- _Exercise prompt_
Beneath this task is a listing; retype all of it exactly.

- _Material shown_
------------------------------
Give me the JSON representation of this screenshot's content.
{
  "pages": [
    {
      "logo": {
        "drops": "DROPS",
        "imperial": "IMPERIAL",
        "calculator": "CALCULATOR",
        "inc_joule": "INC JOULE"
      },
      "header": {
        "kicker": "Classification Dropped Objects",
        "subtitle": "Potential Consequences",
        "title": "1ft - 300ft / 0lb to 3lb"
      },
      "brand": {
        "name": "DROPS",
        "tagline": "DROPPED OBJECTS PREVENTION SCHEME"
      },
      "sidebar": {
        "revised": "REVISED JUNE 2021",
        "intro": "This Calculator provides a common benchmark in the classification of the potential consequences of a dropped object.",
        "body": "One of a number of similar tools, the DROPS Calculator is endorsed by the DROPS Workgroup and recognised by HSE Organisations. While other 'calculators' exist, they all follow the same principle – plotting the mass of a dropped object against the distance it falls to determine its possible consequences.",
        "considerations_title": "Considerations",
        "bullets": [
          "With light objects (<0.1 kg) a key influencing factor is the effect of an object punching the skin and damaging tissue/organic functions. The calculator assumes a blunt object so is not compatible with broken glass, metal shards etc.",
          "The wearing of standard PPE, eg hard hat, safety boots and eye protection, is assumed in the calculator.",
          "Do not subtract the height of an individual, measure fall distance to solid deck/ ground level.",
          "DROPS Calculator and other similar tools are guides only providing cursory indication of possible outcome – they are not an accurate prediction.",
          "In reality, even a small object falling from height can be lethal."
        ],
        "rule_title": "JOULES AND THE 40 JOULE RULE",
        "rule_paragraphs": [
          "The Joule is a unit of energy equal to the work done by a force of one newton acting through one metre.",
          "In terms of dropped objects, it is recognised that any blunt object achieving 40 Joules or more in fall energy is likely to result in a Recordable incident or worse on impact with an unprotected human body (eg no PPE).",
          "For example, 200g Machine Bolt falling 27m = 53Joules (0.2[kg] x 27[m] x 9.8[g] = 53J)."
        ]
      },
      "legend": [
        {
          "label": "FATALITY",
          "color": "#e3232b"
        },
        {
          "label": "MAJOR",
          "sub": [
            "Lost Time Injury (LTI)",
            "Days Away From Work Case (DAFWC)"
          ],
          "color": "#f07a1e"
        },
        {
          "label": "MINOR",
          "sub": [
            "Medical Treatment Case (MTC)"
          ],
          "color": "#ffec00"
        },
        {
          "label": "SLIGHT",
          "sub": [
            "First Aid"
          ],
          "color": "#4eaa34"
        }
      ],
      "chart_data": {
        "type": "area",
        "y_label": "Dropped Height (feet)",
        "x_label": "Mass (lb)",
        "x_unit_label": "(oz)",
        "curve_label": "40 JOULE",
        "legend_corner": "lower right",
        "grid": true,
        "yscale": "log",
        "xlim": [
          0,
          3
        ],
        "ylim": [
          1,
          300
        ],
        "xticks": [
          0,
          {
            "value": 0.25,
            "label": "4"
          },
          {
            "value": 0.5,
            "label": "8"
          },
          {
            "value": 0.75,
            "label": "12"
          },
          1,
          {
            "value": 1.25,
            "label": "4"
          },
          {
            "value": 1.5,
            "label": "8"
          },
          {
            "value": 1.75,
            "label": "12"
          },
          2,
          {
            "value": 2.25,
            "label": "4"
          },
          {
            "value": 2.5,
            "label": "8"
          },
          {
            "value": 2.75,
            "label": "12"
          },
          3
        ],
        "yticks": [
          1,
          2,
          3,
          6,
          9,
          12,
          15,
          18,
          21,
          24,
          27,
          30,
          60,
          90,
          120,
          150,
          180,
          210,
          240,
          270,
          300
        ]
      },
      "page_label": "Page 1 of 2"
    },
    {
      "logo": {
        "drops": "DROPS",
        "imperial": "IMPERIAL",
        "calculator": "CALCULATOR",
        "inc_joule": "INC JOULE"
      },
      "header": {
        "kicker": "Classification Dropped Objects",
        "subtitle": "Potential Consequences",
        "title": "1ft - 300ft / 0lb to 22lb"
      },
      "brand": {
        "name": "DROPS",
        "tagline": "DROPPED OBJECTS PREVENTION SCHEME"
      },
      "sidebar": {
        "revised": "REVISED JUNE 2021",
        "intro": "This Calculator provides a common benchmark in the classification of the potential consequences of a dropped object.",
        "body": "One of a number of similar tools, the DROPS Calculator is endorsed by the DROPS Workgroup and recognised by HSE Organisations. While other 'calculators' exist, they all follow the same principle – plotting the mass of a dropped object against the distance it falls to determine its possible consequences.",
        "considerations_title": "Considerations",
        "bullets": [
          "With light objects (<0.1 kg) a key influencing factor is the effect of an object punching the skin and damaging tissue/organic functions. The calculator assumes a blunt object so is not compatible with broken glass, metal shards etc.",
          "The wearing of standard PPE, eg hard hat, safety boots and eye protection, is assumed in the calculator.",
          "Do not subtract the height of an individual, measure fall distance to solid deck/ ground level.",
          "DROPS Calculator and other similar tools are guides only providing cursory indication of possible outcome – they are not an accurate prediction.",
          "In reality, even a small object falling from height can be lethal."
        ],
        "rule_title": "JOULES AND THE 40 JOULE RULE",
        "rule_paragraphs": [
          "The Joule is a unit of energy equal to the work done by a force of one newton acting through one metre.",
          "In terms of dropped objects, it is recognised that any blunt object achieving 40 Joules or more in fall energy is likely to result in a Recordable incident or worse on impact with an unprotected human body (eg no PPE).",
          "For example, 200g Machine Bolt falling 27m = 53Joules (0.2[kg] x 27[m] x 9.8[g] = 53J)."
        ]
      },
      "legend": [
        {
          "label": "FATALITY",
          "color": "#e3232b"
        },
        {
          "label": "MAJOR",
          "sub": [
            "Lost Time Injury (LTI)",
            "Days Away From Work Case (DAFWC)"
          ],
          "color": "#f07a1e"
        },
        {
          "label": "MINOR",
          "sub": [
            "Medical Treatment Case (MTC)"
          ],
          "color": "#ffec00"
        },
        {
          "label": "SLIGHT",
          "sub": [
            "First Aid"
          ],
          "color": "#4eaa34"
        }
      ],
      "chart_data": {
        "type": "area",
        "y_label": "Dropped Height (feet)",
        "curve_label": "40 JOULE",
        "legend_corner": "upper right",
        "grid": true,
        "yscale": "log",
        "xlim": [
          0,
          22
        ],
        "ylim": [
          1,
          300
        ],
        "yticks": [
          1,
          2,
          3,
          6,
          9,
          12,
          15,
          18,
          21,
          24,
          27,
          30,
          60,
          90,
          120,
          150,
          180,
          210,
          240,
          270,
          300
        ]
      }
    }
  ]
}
------------------------------
- _Output for this exercise_
Give me the JSON representation of this screenshot's content.
{
  "pages": [
    {
      "logo": {
        "drops": "DROPS",
        "imperial": "IMPERIAL",
        "calculator": "CALCULATOR",
        "inc_joule": "INC JOULE"
      },
      "header": {
        "kicker": "Classification Dropped Objects",
        "subtitle": "Potential Consequences",
        "title": "1ft - 300ft / 0lb to 3lb"
      },
      "brand": {
        "name": "DROPS",
        "tagline": "DROPPED OBJECTS PREVENTION SCHEME"
      },
      "sidebar": {
        "revised": "REVISED JUNE 2021",
        "intro": "This Calculator provides a common benchmark in the classification of the potential consequences of a dropped object.",
        "body": "One of a number of similar tools, the DROPS Calculator is endorsed by the DROPS Workgroup and recognised by HSE Organisations. While other 'calculators' exist, they all follow the same principle – plotting the mass of a dropped object against the distance it falls to determine its possible consequences.",
        "considerations_title": "Considerations",
        "bullets": [
          "With light objects (<0.1 kg) a key influencing factor is the effect of an object punching the skin and damaging tissue/organic functions. The calculator assumes a blunt object so is not compatible with broken glass, metal shards etc.",
          "The wearing of standard PPE, eg hard hat, safety boots and eye protection, is assumed in the calculator.",
          "Do not subtract the height of an individual, measure fall distance to solid deck/ ground level.",
          "DROPS Calculator and other similar tools are guides only providing cursory indication of possible outcome – they are not an accurate prediction.",
          "In reality, even a small object falling from height can be lethal."
        ],
        "rule_title": "JOULES AND THE 40 JOULE RULE",
        "rule_paragraphs": [
          "The Joule is a unit of energy equal to the work done by a force of one newton acting through one metre.",
          "In terms of dropped objects, it is recognised that any blunt object achieving 40 Joules or more in fall energy is likely to result in a Recordable incident or worse on impact with an unprotected human body (eg no PPE).",
          "For example, 200g Machine Bolt falling 27m = 53Joules (0.2[kg] x 27[m] x 9.8[g] = 53J)."
        ]
      },
      "legend": [
        {
          "label": "FATALITY",
          "color": "#e3232b"
        },
        {
          "label": "MAJOR",
          "sub": [
            "Lost Time Injury (LTI)",
            "Days Away From Work Case (DAFWC)"
          ],
          "color": "#f07a1e"
        },
        {
          "label": "MINOR",
          "sub": [
            "Medical Treatment Case (MTC)"
          ],
          "color": "#ffec00"
        },
        {
          "label": "SLIGHT",
          "sub": [
            "First Aid"
          ],
          "color": "#4eaa34"
        }
      ],
      "chart_data": {
        "type": "area",
        "y_label": "Dropped Height (feet)",
        "x_label": "Mass (lb)",
        "x_unit_label": "(oz)",
        "curve_label": "40 JOULE",
        "legend_corner": "lower right",
        "grid": true,
        "yscale": "log",
        "xlim": [
          0,
          3
        ],
        "ylim": [
          1,
          300
        ],
        "xticks": [
          0,
          {
            "value": 0.25,
            "label": "4"
          },
          {
            "value": 0.5,
            "label": "8"
          },
          {
            "value": 0.75,
            "label": "12"
          },
          1,
          {
            "value": 1.25,
            "label": "4"
          },
          {
            "value": 1.5,
            "label": "8"
          },
          {
            "value": 1.75,
            "label": "12"
          },
          2,
          {
            "value": 2.25,
            "label": "4"
          },
          {
            "value": 2.5,
            "label": "8"
          },
          {
            "value": 2.75,
            "label": "12"
          },
          3
        ],
        "yticks": [
          1,
          2,
          3,
          6,
          9,
          12,
          15,
          18,
          21,
          24,
          27,
          30,
          60,
          90,
          120,
          150,
          180,
          210,
          240,
          270,
          300
        ]
      },
      "page_label": "Page 1 of 2"
    },
    {
      "logo": {
        "drops": "DROPS",
        "imperial": "IMPERIAL",
        "calculator": "CALCULATOR",
        "inc_joule": "INC JOULE"
      },
      "header": {
        "kicker": "Classification Dropped Objects",
        "subtitle": "Potential Consequences",
        "title": "1ft - 300ft / 0lb to 22lb"
      },
      "brand": {
        "name": "DROPS",
        "tagline": "DROPPED OBJECTS PREVENTION SCHEME"
      },
      "sidebar": {
        "revised": "REVISED JUNE 2021",
        "intro": "This Calculator provides a common benchmark in the classification of the potential consequences of a dropped object.",
        "body": "One of a number of similar tools, the DROPS Calculator is endorsed by the DROPS Workgroup and recognised by HSE Organisations. While other 'calculators' exist, they all follow the same principle – plotting the mass of a dropped object against the distance it falls to determine its possible consequences.",
        "considerations_title": "Considerations",
        "bullets": [
          "With light objects (<0.1 kg) a key influencing factor is the effect of an object punching the skin and damaging tissue/organic functions. The calculator assumes a blunt object so is not compatible with broken glass, metal shards etc.",
          "The wearing of standard PPE, eg hard hat, safety boots and eye protection, is assumed in the calculator.",
          "Do not subtract the height of an individual, measure fall distance to solid deck/ ground level.",
          "DROPS Calculator and other similar tools are guides only providing cursory indication of possible outcome – they are not an accurate prediction.",
          "In reality, even a small object falling from height can be lethal."
        ],
        "rule_title": "JOULES AND THE 40 JOULE RULE",
        "rule_paragraphs": [
          "The Joule is a unit of energy equal to the work done by a force of one newton acting through one metre.",
          "In terms of dropped objects, it is recognised that any blunt object achieving 40 Joules or more in fall energy is likely to result in a Recordable incident or worse on impact with an unprotected human body (eg no PPE).",
          "For example, 200g Machine Bolt falling 27m = 53Joules (0.2[kg] x 27[m] x 9.8[g] = 53J)."
        ]
      },
      "legend": [
        {
          "label": "FATALITY",
          "color": "#e3232b"
        },
        {
          "label": "MAJOR",
          "sub": [
            "Lost Time Injury (LTI)",
            "Days Away From Work Case (DAFWC)"
          ],
          "color": "#f07a1e"
        },
        {
          "label": "MINOR",
          "sub": [
            "Medical Treatment Case (MTC)"
          ],
          "color": "#ffec00"
        },
        {
          "label": "SLIGHT",
          "sub": [
            "First Aid"
          ],
          "color": "#4eaa34"
        }
      ],
      "chart_data": {
        "type": "area",
        "y_label": "Dropped Height (feet)",
        "curve_label": "40 JOULE",
        "legend_corner": "upper right",
        "grid": true,
        "yscale": "log",
        "xlim": [
          0,
          22
        ],
        "ylim": [
          1,
          300
        ],
        "yticks": [
          1,
          2,
          3,
          6,
          9,
          12,
          15,
          18,
          21,
          24,
          27,
          30,
          60,
          90,
          120,
          150,
          180,
          210,
          240,
          270,
          300
        ]
      }
    }
  ]
}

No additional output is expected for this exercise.